Set problem: Write the records below out again exactly as given, with no images.

Given entries:
###

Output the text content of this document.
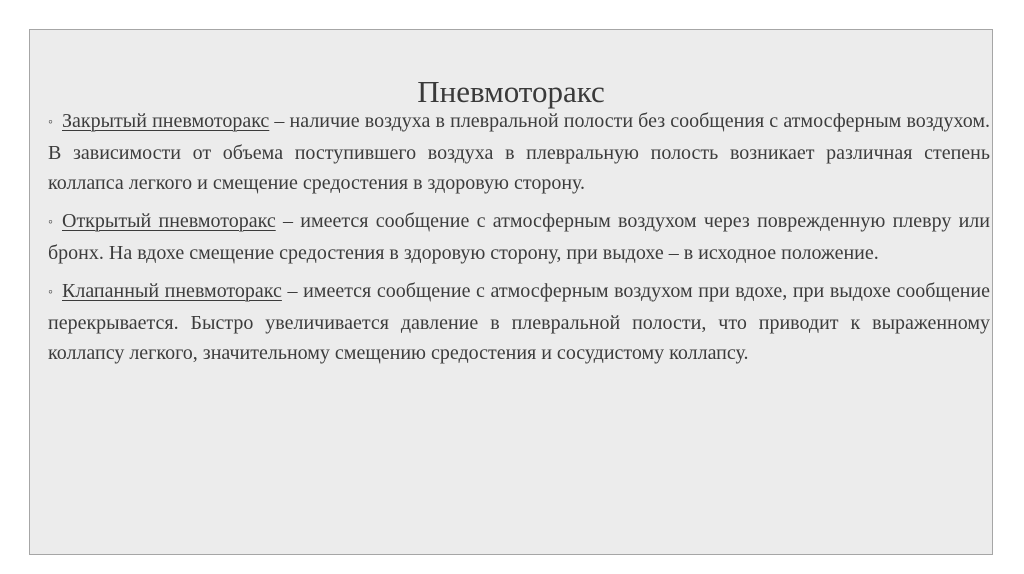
Пневмоторакс

◦ Закрытый пневмоторакс – наличие воздуха в плевральной полости без сообщения с атмосферным воздухом. В зависимости от объема поступившего воздуха в плевральную полость возникает различная степень коллапса легкого и смещение средостения в здоровую сторону.

◦ Открытый пневмоторакс – имеется сообщение с атмосферным воздухом через поврежденную плевру или бронх. На вдохе смещение средостения в здоровую сторону, при выдохе – в исходное положение.

◦ Клапанный пневмоторакс – имеется сообщение с атмосферным воздухом при вдохе, при выдохе сообщение перекрывается. Быстро увеличивается давление в плевральной полости, что приводит к выраженному коллапсу легкого, значительному смещению средостения и сосудистому коллапсу.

###

Exercise solution:
Output the text content of this document.
Пневмоторакс

◦ Закрытый пневмоторакс – наличие воздуха в плевральной полости без сообщения с атмосферным воздухом. В зависимости от объема поступившего воздуха в плевральную полость возникает различная степень коллапса легкого и смещение средостения в здоровую сторону.

◦ Открытый пневмоторакс – имеется сообщение с атмосферным воздухом через поврежденную плевру или бронх. На вдохе смещение средостения в здоровую сторону, при выдохе – в исходное положение.

◦ Клапанный пневмоторакс – имеется сообщение с атмосферным воздухом при вдохе, при выдохе сообщение перекрывается. Быстро увеличивается давление в плевральной полости, что приводит к выраженному коллапсу легкого, значительному смещению средостения и сосудистому коллапсу.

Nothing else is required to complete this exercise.